* Raw records:
######

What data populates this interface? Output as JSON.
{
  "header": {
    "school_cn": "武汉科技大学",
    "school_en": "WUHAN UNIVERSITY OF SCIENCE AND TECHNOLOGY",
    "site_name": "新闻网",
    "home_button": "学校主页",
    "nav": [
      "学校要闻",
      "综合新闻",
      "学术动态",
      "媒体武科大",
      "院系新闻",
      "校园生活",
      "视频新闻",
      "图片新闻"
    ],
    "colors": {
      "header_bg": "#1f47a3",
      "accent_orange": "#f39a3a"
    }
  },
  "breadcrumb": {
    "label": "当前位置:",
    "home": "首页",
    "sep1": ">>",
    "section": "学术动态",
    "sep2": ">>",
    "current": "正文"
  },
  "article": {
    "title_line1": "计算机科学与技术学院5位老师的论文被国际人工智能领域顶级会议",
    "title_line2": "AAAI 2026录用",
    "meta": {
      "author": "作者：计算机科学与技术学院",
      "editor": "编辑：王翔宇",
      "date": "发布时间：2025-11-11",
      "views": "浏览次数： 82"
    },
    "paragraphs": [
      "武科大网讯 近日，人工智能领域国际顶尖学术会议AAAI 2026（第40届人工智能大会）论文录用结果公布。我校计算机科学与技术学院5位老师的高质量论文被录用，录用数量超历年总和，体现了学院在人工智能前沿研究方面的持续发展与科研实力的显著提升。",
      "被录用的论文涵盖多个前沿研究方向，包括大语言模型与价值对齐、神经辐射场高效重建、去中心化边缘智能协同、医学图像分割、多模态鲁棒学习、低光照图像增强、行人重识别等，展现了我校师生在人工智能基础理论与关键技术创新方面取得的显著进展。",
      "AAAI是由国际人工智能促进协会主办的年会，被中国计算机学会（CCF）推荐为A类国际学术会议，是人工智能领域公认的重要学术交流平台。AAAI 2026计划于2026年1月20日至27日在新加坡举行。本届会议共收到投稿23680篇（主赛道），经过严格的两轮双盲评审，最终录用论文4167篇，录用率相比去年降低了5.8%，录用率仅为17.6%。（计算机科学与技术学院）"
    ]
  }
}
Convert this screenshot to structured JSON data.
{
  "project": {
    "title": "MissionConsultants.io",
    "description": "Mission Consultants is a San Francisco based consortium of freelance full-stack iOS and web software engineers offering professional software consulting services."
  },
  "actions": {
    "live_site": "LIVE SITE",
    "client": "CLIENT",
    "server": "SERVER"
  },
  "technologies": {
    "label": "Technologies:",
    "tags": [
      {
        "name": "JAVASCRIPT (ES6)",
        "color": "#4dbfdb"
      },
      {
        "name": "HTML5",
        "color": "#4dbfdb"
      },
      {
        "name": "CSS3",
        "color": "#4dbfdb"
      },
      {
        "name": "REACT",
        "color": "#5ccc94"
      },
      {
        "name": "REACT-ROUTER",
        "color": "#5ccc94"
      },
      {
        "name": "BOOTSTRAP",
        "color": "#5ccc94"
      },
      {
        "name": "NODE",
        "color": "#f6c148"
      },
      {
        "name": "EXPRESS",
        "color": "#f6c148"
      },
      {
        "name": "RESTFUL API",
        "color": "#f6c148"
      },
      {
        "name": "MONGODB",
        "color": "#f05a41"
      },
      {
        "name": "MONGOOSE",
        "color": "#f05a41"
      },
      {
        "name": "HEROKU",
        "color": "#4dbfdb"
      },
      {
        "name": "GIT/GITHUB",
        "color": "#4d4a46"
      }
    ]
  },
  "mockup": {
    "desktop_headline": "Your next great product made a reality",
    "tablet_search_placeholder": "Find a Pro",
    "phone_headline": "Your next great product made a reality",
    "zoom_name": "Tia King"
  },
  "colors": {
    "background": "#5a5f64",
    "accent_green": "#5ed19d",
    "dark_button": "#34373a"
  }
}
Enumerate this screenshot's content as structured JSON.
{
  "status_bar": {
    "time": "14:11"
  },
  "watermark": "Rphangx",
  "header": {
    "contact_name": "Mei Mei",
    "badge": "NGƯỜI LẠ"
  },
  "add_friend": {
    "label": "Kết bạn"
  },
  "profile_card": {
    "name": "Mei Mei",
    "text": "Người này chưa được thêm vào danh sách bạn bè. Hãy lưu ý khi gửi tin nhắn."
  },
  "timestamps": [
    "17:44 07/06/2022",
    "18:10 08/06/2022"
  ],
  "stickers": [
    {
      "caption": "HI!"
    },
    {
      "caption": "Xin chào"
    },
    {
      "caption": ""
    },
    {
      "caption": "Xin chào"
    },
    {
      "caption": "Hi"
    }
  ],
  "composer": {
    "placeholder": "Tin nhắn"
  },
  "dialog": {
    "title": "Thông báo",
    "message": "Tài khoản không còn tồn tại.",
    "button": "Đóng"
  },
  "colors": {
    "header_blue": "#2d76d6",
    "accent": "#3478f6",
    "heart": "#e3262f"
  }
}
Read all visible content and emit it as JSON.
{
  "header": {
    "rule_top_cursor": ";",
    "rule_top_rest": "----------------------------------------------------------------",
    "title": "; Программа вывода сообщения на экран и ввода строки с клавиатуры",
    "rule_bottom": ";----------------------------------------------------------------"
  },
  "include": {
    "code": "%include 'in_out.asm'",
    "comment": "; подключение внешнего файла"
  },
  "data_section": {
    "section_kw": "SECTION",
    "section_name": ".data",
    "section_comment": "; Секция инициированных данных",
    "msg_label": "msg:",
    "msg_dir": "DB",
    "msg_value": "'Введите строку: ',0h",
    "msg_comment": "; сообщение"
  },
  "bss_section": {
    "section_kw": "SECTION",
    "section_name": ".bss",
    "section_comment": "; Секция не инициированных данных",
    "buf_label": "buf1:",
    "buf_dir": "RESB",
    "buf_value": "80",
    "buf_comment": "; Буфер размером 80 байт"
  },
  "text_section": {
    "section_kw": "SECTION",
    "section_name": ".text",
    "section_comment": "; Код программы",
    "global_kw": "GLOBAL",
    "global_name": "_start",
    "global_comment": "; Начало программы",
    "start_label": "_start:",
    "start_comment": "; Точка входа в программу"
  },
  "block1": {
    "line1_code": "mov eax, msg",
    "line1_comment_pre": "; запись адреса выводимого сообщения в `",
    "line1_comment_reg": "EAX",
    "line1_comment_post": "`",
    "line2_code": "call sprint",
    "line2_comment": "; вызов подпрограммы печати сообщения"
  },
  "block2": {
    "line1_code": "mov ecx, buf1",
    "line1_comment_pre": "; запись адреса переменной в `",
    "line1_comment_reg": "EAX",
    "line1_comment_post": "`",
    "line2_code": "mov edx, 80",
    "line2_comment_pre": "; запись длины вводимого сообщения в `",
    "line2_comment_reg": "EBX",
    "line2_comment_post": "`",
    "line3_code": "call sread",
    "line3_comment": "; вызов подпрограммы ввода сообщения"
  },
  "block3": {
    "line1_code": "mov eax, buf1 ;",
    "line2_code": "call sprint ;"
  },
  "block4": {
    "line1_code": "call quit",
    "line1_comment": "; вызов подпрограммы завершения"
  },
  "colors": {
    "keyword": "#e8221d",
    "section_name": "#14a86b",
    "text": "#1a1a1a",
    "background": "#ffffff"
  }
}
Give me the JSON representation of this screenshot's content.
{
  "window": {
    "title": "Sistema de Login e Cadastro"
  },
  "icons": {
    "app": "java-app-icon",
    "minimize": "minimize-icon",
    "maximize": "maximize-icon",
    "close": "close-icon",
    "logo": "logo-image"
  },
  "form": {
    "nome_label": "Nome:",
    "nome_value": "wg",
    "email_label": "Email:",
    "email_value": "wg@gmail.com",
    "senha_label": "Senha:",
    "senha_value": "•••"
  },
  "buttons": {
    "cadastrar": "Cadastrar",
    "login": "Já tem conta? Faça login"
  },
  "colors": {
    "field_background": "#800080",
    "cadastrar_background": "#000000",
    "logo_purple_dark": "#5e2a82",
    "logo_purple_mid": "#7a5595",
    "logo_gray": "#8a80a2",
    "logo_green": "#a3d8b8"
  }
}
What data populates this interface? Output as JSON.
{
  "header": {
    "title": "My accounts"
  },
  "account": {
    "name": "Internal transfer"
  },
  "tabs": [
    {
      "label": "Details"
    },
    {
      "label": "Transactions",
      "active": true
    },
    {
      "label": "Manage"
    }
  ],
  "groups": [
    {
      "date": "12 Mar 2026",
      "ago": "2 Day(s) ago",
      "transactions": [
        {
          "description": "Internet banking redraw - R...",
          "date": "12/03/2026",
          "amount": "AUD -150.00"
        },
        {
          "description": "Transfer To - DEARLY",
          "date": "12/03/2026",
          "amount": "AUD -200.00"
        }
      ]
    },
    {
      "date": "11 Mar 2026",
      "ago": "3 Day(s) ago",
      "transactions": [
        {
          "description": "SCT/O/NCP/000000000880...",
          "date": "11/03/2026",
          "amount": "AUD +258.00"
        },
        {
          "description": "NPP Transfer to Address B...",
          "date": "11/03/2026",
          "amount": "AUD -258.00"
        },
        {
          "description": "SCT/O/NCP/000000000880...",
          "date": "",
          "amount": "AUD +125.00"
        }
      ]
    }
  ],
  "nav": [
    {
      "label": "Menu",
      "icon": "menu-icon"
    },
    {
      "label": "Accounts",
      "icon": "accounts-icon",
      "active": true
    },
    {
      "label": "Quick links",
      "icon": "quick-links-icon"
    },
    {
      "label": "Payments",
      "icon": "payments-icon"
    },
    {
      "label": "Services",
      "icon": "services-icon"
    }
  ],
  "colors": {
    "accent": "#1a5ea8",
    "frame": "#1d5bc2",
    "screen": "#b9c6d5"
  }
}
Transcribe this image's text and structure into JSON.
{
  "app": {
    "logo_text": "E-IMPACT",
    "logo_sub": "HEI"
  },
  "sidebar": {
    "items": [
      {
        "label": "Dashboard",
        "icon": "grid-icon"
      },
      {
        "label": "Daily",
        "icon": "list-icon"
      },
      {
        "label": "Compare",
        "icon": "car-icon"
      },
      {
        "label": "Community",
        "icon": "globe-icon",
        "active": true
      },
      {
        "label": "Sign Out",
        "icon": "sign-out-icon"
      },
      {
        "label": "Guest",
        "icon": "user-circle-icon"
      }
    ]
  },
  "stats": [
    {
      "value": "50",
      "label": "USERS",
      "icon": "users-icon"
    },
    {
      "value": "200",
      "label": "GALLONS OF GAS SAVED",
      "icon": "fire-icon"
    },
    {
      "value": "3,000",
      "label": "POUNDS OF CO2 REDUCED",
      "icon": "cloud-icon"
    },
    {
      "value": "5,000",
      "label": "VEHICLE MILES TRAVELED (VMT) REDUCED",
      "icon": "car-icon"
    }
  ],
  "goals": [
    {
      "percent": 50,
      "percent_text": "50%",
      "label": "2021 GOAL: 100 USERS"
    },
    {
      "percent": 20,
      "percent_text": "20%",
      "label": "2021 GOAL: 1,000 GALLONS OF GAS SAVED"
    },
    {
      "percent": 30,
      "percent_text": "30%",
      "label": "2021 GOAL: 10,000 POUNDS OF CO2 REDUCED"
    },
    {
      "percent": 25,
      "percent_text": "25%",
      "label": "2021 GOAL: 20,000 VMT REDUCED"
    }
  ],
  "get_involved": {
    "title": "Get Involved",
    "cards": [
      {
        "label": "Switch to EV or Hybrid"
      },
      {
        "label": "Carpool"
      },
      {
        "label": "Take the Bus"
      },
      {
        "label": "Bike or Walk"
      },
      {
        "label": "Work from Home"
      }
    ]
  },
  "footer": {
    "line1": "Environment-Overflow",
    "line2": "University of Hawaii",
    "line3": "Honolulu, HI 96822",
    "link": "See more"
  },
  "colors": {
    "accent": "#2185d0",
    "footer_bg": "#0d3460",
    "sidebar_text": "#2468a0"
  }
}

######

* Short problem: Looking at the material above, count the lines containing the string "this" and reply with the count alone.

* Correct answer: 6